Myth 5: art can and should go on just with the help of rich patrons, fan donations or government funding

(Paywall-free popularization like this is what I do for a living. To support me, see the end of this post)

(this page is just one part of my “Dangerous Copyright Myths” piece. Please also read the introduction and index for more context)

Oh, yeah, work on commission. Absolutely nothing wrong with it… as long as you don’t base the whole system on it. Proposing a switch to work on commissions comes from the fact that even those who believe myth number 1 cannot deny that skilled labor has a lot of value, much more than the cost of one copy of a work.

Therefore, they say, one could and should only work on commission, making sure before beginning that all the effort needed to create that work will be paid in advance or at delivery, rather than being distributed over single copies.

Besides flying right in the face of the “all creativity is unstoppable” myth, this belief has even more serious flaws. As Cory Doctorow put it:

Before copyright, we had patronage: you could make art if the Pope or the king liked the sound of it. That produced some damned pretty ceilings and frescos, but it wasn’t until control of art was given over to the market — by giving publishers a monopoly over the works they printed, starting with the Statute of Anne in 1710 — that we saw the explosion of creativity that investment-based art could create. Industrialists weren’t great arbiters of who could and couldn’t make art, but they were better than the Pope (or, any government, for that matter (Marco)).

As far as rich patrons are concerned, I don’t want to live in a world where we must hope in Donald Trump or Paris Hilton for “advancing” culture; a world where, above all, you must hope that somebody becomes so much richer than all others, no matter how, that he or she can spare some change to advance the arts.

I have nothing at all against billionaires, but I don’t want any world where they are necessary for any reason. Government funding has the same inherent flaws of individual patronage, except much worse (more on this below). Relying on fan donations could only work with already established artists, so let’s just forget about that too.

● **What you should do**:
From the passage on art funding, reproduce the portion that begins with the words "Therefore, they say, one" and ends with "over single copies.".

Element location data

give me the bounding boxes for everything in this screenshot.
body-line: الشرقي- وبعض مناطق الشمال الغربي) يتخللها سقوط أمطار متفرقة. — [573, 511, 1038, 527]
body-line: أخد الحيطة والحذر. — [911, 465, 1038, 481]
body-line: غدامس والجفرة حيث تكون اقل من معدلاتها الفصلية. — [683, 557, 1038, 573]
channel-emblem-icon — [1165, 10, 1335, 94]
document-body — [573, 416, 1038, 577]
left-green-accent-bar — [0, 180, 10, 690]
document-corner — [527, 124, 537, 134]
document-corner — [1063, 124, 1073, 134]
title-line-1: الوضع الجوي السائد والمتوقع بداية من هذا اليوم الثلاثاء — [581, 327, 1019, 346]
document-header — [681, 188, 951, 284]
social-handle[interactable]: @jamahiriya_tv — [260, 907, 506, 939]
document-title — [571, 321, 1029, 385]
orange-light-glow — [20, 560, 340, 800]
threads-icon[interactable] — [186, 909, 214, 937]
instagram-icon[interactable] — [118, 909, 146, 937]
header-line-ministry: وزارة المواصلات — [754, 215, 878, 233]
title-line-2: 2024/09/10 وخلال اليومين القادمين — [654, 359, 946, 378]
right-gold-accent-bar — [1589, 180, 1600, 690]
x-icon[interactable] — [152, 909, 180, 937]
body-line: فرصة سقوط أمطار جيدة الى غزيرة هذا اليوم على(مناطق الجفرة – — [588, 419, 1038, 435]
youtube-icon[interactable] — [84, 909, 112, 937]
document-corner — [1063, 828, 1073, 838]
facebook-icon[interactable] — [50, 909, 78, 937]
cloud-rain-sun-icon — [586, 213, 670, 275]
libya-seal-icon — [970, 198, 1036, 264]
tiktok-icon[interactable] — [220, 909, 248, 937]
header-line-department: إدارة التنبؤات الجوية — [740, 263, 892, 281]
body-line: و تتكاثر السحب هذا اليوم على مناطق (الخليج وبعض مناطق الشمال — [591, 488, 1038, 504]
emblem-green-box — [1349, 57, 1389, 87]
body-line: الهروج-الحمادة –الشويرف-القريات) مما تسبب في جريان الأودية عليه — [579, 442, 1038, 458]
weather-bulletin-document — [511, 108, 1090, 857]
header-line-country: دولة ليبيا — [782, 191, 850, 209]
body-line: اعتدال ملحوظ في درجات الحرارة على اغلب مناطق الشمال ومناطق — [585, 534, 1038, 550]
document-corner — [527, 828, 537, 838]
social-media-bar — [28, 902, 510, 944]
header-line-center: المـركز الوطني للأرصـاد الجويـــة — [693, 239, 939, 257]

● **Exercise answer**:
Therefore, they say, one could and should only work on commission, making sure before beginning that all the effort needed to create that work will be paid in advance or at delivery, rather than being distributed over single copies.